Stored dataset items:
%%
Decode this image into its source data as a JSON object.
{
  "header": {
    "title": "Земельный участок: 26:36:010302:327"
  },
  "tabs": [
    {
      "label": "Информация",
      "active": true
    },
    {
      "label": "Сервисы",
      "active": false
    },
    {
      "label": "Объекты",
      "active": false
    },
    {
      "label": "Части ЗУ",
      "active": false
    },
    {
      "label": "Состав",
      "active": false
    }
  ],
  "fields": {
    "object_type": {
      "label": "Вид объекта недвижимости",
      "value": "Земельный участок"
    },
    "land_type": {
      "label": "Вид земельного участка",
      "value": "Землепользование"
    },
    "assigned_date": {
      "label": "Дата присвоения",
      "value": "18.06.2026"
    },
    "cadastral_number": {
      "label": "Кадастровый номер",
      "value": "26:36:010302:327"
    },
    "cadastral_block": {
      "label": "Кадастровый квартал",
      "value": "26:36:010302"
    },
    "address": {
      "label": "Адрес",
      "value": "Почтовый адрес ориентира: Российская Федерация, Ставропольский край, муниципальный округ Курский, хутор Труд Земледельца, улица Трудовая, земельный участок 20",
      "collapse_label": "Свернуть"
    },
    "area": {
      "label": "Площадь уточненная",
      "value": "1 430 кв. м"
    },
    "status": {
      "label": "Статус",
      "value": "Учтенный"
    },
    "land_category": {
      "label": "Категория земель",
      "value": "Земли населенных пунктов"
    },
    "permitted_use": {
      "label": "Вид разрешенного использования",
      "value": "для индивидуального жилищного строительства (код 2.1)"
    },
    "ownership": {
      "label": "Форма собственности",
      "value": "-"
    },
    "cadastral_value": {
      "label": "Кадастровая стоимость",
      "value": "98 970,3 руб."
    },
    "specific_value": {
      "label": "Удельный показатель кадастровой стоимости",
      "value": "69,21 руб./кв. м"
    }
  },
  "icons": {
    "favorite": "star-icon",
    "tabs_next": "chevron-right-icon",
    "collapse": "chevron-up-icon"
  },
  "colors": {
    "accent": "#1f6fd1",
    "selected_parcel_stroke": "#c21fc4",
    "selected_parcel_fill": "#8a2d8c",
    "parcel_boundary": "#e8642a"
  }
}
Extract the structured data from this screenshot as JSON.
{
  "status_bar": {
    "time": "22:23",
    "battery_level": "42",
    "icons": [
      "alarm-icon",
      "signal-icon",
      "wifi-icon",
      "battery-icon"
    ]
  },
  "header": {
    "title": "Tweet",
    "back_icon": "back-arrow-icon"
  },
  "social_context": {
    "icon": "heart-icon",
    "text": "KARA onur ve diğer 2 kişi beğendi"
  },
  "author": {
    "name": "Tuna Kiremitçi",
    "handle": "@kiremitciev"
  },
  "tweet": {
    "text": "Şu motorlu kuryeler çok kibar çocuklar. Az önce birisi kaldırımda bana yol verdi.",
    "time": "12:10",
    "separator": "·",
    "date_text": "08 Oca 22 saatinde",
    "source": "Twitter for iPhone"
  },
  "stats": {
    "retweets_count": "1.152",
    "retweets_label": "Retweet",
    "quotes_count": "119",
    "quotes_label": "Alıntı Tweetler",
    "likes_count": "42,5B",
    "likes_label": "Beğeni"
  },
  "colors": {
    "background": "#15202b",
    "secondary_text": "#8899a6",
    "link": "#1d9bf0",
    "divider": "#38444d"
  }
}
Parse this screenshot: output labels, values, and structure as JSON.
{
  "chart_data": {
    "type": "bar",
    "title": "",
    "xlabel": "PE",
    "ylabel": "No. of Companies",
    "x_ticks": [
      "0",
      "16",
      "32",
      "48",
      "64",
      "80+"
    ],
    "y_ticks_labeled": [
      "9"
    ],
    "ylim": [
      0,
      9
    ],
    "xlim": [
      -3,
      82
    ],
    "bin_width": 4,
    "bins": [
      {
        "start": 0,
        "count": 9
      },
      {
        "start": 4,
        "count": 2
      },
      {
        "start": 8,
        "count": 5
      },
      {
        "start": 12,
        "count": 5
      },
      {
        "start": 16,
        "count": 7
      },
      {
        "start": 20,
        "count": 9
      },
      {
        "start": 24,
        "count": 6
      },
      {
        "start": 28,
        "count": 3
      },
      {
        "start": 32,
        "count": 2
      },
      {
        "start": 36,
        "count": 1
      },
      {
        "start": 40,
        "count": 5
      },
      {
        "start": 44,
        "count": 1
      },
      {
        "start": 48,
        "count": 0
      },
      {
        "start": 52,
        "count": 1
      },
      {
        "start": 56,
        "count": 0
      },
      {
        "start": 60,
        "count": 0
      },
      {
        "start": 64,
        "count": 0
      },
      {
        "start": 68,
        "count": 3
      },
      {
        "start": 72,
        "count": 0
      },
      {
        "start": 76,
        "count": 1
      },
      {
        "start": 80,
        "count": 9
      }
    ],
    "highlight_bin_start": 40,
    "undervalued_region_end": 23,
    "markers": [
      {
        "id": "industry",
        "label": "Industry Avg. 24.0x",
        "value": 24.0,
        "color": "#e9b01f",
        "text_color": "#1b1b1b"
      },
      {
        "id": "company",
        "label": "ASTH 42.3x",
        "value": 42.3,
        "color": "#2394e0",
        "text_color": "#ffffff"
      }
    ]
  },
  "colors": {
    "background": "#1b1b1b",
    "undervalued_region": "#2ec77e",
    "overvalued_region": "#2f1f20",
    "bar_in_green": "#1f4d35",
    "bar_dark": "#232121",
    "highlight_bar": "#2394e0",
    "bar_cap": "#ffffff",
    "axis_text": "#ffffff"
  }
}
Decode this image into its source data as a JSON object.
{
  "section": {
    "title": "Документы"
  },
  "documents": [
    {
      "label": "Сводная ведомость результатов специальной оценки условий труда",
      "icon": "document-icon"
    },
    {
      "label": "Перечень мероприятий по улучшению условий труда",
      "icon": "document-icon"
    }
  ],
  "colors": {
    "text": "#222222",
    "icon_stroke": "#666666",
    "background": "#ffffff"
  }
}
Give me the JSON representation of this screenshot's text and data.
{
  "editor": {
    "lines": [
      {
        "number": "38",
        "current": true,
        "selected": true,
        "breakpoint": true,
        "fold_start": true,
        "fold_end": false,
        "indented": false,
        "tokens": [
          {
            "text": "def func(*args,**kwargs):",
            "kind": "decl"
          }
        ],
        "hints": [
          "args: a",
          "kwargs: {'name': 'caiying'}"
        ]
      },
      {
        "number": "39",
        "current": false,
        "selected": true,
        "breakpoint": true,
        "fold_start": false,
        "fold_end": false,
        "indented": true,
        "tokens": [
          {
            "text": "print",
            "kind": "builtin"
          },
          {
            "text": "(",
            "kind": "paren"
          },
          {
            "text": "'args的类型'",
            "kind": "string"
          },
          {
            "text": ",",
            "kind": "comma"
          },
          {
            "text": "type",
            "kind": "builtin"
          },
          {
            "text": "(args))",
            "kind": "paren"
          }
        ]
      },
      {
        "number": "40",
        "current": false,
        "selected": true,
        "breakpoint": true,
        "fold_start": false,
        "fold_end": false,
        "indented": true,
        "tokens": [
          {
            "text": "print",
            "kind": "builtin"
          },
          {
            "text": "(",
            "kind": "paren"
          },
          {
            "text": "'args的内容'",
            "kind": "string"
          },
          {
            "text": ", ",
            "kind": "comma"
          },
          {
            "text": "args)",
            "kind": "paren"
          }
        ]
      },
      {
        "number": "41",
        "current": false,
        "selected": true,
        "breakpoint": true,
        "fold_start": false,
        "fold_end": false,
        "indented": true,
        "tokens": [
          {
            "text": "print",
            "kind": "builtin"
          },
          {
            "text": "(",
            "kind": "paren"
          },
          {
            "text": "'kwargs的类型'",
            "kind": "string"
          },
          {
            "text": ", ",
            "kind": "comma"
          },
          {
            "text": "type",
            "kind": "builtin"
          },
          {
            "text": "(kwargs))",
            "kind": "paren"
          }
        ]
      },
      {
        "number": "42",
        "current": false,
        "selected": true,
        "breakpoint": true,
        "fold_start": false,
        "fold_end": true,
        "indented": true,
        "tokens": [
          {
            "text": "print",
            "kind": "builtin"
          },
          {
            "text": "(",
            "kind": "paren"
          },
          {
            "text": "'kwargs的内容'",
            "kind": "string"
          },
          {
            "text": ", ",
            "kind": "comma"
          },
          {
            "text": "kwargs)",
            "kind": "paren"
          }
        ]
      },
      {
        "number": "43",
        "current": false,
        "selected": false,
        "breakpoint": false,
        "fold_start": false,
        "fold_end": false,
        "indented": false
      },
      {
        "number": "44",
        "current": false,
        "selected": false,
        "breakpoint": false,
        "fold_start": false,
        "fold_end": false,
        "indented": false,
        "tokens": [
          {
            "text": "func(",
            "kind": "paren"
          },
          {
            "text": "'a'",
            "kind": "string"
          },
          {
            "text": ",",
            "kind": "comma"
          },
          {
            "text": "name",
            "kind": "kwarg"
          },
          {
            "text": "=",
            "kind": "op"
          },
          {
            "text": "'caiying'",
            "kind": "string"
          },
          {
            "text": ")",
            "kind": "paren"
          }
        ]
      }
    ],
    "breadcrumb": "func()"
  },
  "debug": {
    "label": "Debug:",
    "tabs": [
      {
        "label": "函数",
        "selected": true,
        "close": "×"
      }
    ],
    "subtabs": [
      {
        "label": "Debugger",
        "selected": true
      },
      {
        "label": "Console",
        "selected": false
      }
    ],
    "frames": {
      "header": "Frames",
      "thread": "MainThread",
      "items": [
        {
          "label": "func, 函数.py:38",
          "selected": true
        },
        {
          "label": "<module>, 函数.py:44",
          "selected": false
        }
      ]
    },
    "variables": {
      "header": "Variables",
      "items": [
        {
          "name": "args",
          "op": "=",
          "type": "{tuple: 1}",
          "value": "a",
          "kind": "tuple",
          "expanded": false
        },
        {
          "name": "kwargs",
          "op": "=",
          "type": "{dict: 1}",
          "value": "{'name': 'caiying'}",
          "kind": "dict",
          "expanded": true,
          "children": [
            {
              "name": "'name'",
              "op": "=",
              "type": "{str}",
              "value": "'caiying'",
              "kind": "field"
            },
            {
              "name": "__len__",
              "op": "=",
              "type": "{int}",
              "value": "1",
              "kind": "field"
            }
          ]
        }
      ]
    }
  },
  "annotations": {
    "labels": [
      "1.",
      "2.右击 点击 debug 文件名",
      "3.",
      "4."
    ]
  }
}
%%
» **Goal**
Search the records for the string "chevron" and return every line in which it occurs.

» **Exercise response**
    "tabs_next": "chevron-right-icon",
    "collapse": "chevron-up-icon"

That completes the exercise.